Stored dataset items
========================

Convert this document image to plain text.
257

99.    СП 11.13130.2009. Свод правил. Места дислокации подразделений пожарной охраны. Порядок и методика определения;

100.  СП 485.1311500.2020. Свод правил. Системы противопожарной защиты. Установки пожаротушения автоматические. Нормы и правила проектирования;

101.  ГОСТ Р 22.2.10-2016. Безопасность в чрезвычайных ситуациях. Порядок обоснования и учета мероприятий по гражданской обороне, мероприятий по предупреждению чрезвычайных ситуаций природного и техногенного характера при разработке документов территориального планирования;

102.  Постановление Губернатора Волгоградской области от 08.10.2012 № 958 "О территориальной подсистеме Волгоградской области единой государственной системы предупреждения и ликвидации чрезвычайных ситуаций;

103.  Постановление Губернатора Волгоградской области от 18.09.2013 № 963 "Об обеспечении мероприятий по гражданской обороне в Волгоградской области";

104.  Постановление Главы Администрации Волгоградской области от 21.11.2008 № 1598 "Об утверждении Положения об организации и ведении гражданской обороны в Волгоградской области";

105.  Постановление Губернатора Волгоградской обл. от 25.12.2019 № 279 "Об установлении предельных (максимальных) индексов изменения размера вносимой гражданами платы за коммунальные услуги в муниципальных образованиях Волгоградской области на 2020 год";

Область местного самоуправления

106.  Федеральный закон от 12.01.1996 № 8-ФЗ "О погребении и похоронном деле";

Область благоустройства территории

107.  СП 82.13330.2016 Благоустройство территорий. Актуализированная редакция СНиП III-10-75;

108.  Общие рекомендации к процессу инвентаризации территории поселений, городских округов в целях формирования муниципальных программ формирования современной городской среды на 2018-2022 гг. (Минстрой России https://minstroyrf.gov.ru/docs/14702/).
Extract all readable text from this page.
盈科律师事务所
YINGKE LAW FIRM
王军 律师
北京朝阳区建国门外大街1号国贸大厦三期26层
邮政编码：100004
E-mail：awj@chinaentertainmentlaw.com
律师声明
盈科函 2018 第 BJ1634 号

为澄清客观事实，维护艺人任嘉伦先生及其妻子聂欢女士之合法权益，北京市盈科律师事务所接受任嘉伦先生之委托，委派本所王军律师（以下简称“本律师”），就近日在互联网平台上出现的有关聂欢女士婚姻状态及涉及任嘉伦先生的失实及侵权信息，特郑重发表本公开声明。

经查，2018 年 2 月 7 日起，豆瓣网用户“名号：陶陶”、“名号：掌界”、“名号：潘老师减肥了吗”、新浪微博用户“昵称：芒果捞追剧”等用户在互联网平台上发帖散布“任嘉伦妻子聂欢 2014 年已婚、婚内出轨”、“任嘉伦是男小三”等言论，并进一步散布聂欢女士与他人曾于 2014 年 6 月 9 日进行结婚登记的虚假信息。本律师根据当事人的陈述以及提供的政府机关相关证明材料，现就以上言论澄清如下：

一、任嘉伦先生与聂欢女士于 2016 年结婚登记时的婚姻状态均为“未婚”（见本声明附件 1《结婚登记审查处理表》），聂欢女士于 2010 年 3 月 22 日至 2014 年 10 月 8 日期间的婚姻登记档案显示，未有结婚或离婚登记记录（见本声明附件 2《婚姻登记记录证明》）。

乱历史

========================

• _Goal of the exercise_: Write the listing out again, exactly as shown above.

• _Complete output_:
Convert this document image to plain text.
257

99.    СП 11.13130.2009. Свод правил. Места дислокации подразделений пожарной охраны. Порядок и методика определения;

100.  СП 485.1311500.2020. Свод правил. Системы противопожарной защиты. Установки пожаротушения автоматические. Нормы и правила проектирования;

101.  ГОСТ Р 22.2.10-2016. Безопасность в чрезвычайных ситуациях. Порядок обоснования и учета мероприятий по гражданской обороне, мероприятий по предупреждению чрезвычайных ситуаций природного и техногенного характера при разработке документов территориального планирования;

102.  Постановление Губернатора Волгоградской области от 08.10.2012 № 958 "О территориальной подсистеме Волгоградской области единой государственной системы предупреждения и ликвидации чрезвычайных ситуаций;

103.  Постановление Губернатора Волгоградской области от 18.09.2013 № 963 "Об обеспечении мероприятий по гражданской обороне в Волгоградской области";

104.  Постановление Главы Администрации Волгоградской области от 21.11.2008 № 1598 "Об утверждении Положения об организации и ведении гражданской обороны в Волгоградской области";

105.  Постановление Губернатора Волгоградской обл. от 25.12.2019 № 279 "Об установлении предельных (максимальных) индексов изменения размера вносимой гражданами платы за коммунальные услуги в муниципальных образованиях Волгоградской области на 2020 год";

Область местного самоуправления

106.  Федеральный закон от 12.01.1996 № 8-ФЗ "О погребении и похоронном деле";

Область благоустройства территории

107.  СП 82.13330.2016 Благоустройство территорий. Актуализированная редакция СНиП III-10-75;

108.  Общие рекомендации к процессу инвентаризации территории поселений, городских округов в целях формирования муниципальных программ формирования современной городской среды на 2018-2022 гг. (Минстрой России https://minstroyrf.gov.ru/docs/14702/).
Extract all readable text from this page.
盈科律师事务所
YINGKE LAW FIRM
王军 律师
北京朝阳区建国门外大街1号国贸大厦三期26层
邮政编码：100004
E-mail：awj@chinaentertainmentlaw.com
律师声明
盈科函 2018 第 BJ1634 号

为澄清客观事实，维护艺人任嘉伦先生及其妻子聂欢女士之合法权益，北京市盈科律师事务所接受任嘉伦先生之委托，委派本所王军律师（以下简称“本律师”），就近日在互联网平台上出现的有关聂欢女士婚姻状态及涉及任嘉伦先生的失实及侵权信息，特郑重发表本公开声明。

经查，2018 年 2 月 7 日起，豆瓣网用户“名号：陶陶”、“名号：掌界”、“名号：潘老师减肥了吗”、新浪微博用户“昵称：芒果捞追剧”等用户在互联网平台上发帖散布“任嘉伦妻子聂欢 2014 年已婚、婚内出轨”、“任嘉伦是男小三”等言论，并进一步散布聂欢女士与他人曾于 2014 年 6 月 9 日进行结婚登记的虚假信息。本律师根据当事人的陈述以及提供的政府机关相关证明材料，现就以上言论澄清如下：

一、任嘉伦先生与聂欢女士于 2016 年结婚登记时的婚姻状态均为“未婚”（见本声明附件 1《结婚登记审查处理表》），聂欢女士于 2010 年 3 月 22 日至 2014 年 10 月 8 日期间的婚姻登记档案显示，未有结婚或离婚登记记录（见本声明附件 2《婚姻登记记录证明》）。

乱历史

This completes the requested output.